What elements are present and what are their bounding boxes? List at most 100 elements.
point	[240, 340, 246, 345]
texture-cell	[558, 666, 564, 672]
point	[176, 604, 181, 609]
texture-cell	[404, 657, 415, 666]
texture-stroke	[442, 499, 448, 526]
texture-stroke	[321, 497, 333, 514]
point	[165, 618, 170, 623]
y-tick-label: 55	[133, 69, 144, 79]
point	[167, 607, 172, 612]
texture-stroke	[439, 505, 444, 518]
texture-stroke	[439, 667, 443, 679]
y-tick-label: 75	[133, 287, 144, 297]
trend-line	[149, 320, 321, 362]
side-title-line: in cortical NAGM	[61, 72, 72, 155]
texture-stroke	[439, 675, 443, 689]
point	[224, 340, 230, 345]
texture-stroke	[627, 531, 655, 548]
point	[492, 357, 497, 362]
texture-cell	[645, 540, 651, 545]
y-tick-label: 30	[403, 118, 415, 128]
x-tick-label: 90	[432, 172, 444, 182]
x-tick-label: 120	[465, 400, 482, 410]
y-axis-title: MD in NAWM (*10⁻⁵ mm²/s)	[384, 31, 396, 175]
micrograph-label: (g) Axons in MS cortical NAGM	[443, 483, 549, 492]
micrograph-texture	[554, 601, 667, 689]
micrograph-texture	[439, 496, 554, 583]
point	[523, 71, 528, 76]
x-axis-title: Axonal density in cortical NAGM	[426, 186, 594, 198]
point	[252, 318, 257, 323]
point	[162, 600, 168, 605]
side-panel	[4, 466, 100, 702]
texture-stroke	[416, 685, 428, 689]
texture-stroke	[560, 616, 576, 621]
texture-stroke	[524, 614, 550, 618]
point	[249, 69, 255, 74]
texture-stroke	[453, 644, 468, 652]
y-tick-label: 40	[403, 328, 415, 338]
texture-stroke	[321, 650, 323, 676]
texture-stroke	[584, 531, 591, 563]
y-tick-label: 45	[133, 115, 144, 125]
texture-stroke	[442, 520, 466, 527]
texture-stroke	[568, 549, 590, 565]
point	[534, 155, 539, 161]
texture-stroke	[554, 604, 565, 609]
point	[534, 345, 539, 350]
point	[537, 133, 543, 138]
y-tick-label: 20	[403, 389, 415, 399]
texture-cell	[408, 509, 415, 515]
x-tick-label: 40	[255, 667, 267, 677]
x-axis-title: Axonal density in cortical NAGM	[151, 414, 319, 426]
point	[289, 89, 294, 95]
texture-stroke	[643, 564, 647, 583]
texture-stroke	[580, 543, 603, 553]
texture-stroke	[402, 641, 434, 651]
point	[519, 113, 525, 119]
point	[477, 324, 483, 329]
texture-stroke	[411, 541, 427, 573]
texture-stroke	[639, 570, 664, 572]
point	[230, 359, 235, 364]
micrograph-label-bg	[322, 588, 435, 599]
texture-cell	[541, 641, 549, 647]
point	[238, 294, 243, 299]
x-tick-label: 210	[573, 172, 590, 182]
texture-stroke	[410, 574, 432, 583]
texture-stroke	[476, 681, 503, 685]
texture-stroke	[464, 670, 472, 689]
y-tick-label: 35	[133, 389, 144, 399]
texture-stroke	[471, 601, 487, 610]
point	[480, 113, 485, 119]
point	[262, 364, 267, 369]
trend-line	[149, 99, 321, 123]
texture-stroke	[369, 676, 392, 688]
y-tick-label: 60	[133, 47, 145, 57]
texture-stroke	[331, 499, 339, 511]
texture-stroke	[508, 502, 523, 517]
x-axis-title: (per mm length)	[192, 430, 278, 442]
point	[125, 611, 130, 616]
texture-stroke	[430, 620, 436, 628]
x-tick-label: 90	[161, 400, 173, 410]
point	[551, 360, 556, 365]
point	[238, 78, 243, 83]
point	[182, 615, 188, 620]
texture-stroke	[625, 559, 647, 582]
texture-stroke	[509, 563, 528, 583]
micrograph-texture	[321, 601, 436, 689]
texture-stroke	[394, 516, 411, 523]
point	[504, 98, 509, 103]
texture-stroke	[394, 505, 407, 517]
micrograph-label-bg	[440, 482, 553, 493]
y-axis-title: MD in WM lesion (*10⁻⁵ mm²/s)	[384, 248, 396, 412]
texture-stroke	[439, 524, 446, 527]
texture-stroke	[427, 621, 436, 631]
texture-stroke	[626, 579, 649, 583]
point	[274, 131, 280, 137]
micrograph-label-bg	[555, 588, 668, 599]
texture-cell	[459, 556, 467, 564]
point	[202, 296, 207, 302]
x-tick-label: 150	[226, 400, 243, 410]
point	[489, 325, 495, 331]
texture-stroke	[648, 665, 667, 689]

::::

■ Description of the task ■
Copy the lines above word for word, starting with the first line and ending with the line that contains "71, 528, 76]".

■ Exercise answer ■
What elements are present and what are their bounding boxes? List at most 100 elements.
point	[240, 340, 246, 345]
texture-cell	[558, 666, 564, 672]
point	[176, 604, 181, 609]
texture-cell	[404, 657, 415, 666]
texture-stroke	[442, 499, 448, 526]
texture-stroke	[321, 497, 333, 514]
point	[165, 618, 170, 623]
y-tick-label: 55	[133, 69, 144, 79]
point	[167, 607, 172, 612]
texture-stroke	[439, 505, 444, 518]
texture-stroke	[439, 667, 443, 679]
y-tick-label: 75	[133, 287, 144, 297]
trend-line	[149, 320, 321, 362]
side-title-line: in cortical NAGM	[61, 72, 72, 155]
texture-stroke	[439, 675, 443, 689]
point	[224, 340, 230, 345]
texture-stroke	[627, 531, 655, 548]
point	[492, 357, 497, 362]
texture-cell	[645, 540, 651, 545]
y-tick-label: 30	[403, 118, 415, 128]
x-tick-label: 90	[432, 172, 444, 182]
x-tick-label: 120	[465, 400, 482, 410]
y-axis-title: MD in NAWM (*10⁻⁵ mm²/s)	[384, 31, 396, 175]
micrograph-label: (g) Axons in MS cortical NAGM	[443, 483, 549, 492]
micrograph-texture	[554, 601, 667, 689]
micrograph-texture	[439, 496, 554, 583]
point	[523, 71, 528, 76]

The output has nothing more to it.